[Records to use]
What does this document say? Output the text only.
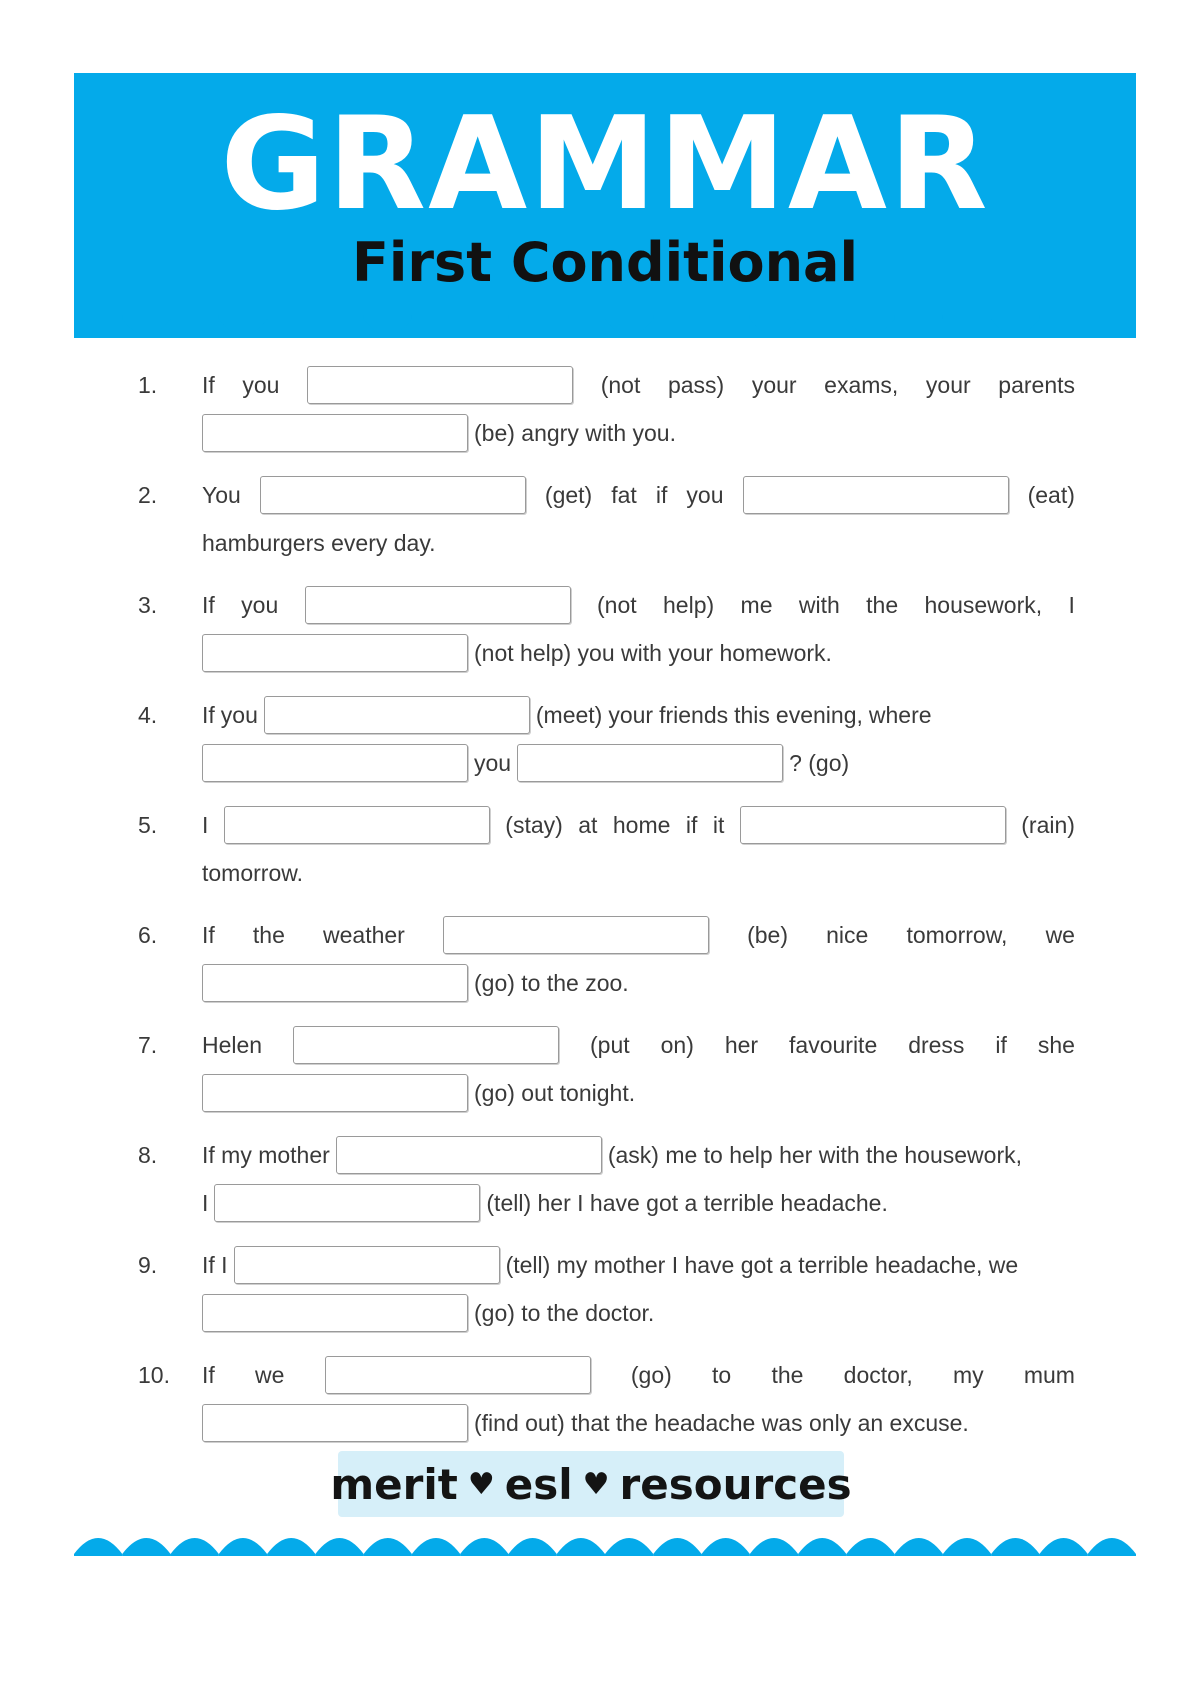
GRAMMAR
First Conditional
1.	If you	(not pass) your exams, your parents
(be) angry with you.
2.	You	(get) fat if you	(eat)
hamburgers every day.
3.	If you	(not help) me with the housework, I
(not help) you with your homework.
4.	If you	(meet) your friends this evening, where
you	? (go)
5.	I	(stay) at home if it	(rain)
tomorrow.
6.	If the weather	(be) nice tomorrow, we
(go) to the zoo.
7.	Helen	(put on) her favourite dress if she
(go) out tonight.
8.	If my mother	(ask) me to help her with the housework,
I	(tell) her I have got a terrible headache.
9.	If I	(tell) my mother I have got a terrible headache, we
(go) to the doctor.
10.	If we	(go) to the doctor, my mum
(find out) that the headache was only an excuse.
merit ♥ esl ♥ resources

[Exercise goal]
Each line in the records above should be reproduced exactly; images are not copied.

[Task response]
What does this document say? Output the text only.
GRAMMAR
First Conditional
1.	If you	(not pass) your exams, your parents
(be) angry with you.
2.	You	(get) fat if you	(eat)
hamburgers every day.
3.	If you	(not help) me with the housework, I
(not help) you with your homework.
4.	If you	(meet) your friends this evening, where
you	? (go)
5.	I	(stay) at home if it	(rain)
tomorrow.
6.	If the weather	(be) nice tomorrow, we
(go) to the zoo.
7.	Helen	(put on) her favourite dress if she
(go) out tonight.
8.	If my mother	(ask) me to help her with the housework,
I	(tell) her I have got a terrible headache.
9.	If I	(tell) my mother I have got a terrible headache, we
(go) to the doctor.
10.	If we	(go) to the doctor, my mum
(find out) that the headache was only an excuse.
merit ♥ esl ♥ resources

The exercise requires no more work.